[Dataset entries on figures]
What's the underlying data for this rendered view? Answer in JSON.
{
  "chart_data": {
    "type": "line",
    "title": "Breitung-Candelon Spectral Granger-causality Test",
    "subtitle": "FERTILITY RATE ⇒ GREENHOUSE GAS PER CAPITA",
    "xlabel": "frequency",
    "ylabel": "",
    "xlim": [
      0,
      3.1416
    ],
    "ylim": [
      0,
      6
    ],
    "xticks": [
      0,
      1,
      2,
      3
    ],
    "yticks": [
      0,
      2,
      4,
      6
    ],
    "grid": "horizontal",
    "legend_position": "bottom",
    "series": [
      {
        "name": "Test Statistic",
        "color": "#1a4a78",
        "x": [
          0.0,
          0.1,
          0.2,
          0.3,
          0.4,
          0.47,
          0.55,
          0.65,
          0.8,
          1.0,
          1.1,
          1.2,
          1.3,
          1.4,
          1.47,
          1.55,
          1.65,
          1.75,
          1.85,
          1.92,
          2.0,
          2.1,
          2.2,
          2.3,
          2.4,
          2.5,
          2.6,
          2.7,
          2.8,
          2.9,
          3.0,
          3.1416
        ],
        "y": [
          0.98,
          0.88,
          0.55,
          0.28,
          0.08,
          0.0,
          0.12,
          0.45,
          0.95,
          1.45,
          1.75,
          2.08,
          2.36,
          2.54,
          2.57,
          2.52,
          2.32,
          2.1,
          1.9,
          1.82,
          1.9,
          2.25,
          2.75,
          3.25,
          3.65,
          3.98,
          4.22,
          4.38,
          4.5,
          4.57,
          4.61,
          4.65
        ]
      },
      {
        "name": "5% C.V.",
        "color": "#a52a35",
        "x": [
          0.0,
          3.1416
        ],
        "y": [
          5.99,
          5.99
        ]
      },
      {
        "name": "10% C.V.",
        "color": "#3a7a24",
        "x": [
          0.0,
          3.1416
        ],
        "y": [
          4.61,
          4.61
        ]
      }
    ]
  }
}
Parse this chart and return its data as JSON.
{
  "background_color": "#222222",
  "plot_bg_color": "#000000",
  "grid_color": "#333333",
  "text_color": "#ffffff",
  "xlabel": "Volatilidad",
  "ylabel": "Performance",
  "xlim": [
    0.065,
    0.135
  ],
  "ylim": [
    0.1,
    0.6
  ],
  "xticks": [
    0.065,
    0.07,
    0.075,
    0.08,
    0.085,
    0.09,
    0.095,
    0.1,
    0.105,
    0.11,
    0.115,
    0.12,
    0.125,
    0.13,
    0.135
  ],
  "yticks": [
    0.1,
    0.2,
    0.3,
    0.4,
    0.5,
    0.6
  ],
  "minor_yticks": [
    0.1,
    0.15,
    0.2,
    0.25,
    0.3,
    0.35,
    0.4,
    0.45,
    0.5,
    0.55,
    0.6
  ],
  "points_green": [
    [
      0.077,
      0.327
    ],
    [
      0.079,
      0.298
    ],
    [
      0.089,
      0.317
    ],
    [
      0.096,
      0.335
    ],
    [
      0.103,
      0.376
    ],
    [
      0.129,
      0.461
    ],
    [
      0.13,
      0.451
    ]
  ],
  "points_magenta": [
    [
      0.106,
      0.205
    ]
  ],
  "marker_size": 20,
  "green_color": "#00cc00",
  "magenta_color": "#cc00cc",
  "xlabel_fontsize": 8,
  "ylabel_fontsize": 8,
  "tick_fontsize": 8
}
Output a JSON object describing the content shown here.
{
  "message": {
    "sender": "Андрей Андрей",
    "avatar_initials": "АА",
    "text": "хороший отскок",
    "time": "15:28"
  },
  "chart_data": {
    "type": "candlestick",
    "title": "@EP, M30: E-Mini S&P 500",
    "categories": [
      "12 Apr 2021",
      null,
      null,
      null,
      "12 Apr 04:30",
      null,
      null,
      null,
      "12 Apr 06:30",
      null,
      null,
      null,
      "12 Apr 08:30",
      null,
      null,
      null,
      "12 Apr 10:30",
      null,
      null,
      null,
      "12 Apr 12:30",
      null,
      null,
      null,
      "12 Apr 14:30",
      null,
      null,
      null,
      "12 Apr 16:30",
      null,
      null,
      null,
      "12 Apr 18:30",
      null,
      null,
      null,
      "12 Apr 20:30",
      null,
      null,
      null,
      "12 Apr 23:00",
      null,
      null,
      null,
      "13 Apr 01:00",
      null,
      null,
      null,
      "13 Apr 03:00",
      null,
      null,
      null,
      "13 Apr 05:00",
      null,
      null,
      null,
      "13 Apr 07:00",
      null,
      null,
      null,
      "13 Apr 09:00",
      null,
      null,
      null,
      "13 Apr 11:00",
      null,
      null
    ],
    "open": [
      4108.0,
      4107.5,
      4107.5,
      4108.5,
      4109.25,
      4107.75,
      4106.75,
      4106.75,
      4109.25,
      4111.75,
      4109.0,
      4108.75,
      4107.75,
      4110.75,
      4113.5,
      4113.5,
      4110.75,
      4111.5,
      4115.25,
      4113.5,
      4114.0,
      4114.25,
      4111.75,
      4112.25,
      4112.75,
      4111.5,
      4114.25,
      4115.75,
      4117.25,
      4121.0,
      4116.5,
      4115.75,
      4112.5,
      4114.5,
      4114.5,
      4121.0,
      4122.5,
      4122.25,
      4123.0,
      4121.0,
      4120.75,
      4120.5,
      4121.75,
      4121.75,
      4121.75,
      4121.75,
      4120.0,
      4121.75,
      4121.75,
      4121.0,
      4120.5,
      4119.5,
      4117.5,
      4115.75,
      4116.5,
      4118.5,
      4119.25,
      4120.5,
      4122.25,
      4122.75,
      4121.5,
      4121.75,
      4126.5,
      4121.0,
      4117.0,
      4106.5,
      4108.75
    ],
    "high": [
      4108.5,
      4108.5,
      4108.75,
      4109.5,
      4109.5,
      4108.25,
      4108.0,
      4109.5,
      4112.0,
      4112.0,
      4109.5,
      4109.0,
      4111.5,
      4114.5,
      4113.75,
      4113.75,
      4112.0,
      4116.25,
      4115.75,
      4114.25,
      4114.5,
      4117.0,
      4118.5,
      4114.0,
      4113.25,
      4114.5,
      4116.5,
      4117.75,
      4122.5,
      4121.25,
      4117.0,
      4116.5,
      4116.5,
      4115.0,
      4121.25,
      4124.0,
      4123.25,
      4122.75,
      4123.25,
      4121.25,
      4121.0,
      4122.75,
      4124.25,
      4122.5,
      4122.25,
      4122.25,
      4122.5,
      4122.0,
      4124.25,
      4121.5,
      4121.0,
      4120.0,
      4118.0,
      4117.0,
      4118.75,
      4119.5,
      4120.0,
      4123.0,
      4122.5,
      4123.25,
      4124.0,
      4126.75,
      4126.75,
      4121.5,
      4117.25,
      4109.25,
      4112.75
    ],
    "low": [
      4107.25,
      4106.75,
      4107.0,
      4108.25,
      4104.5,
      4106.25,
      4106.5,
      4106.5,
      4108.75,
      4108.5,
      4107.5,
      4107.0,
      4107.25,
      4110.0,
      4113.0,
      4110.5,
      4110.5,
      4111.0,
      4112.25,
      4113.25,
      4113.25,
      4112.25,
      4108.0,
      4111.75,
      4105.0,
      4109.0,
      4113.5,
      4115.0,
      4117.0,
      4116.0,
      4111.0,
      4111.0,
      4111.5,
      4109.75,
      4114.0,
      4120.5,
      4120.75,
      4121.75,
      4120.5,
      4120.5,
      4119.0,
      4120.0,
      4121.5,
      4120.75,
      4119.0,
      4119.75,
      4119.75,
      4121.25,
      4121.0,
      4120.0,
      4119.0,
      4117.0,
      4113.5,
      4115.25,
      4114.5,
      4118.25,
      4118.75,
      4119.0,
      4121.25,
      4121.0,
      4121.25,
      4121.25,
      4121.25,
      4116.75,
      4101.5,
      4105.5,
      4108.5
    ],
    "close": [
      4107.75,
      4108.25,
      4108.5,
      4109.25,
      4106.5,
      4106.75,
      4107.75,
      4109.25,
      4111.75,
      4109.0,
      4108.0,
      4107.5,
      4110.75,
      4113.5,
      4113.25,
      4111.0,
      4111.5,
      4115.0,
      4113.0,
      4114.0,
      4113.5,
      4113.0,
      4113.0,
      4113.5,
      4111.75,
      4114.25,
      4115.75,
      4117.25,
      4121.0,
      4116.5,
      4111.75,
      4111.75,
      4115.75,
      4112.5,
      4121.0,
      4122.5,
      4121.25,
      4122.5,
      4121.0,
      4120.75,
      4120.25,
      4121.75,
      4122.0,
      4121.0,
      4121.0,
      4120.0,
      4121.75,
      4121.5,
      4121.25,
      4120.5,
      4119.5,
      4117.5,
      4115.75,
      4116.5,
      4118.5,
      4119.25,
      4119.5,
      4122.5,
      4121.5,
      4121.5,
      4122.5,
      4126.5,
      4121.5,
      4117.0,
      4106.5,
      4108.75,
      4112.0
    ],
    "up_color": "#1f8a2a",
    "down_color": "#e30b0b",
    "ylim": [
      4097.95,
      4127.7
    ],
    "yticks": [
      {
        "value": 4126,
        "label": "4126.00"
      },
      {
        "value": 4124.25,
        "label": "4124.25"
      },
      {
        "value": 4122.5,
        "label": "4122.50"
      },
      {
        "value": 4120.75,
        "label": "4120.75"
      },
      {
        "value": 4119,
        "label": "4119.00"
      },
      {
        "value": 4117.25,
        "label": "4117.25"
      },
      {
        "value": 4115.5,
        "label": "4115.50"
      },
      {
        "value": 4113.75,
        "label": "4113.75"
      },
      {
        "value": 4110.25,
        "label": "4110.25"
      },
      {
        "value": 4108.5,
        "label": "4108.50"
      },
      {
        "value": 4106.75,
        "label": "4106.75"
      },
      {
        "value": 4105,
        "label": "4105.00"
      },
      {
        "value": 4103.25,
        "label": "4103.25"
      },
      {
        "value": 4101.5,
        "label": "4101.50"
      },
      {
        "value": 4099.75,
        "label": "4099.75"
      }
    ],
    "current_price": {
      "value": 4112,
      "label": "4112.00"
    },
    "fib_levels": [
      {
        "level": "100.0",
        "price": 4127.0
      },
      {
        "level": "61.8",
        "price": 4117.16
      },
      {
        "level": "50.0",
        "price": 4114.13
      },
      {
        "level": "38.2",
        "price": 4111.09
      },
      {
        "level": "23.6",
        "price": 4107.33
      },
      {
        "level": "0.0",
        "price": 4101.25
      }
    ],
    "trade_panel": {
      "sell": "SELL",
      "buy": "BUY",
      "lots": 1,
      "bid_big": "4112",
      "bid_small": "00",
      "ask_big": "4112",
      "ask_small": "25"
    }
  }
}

* EXERCISE DETAILS
Report how many lines in the listing above include the word "this". Give nothing but the number.

* COMPLETED EXERCISE
2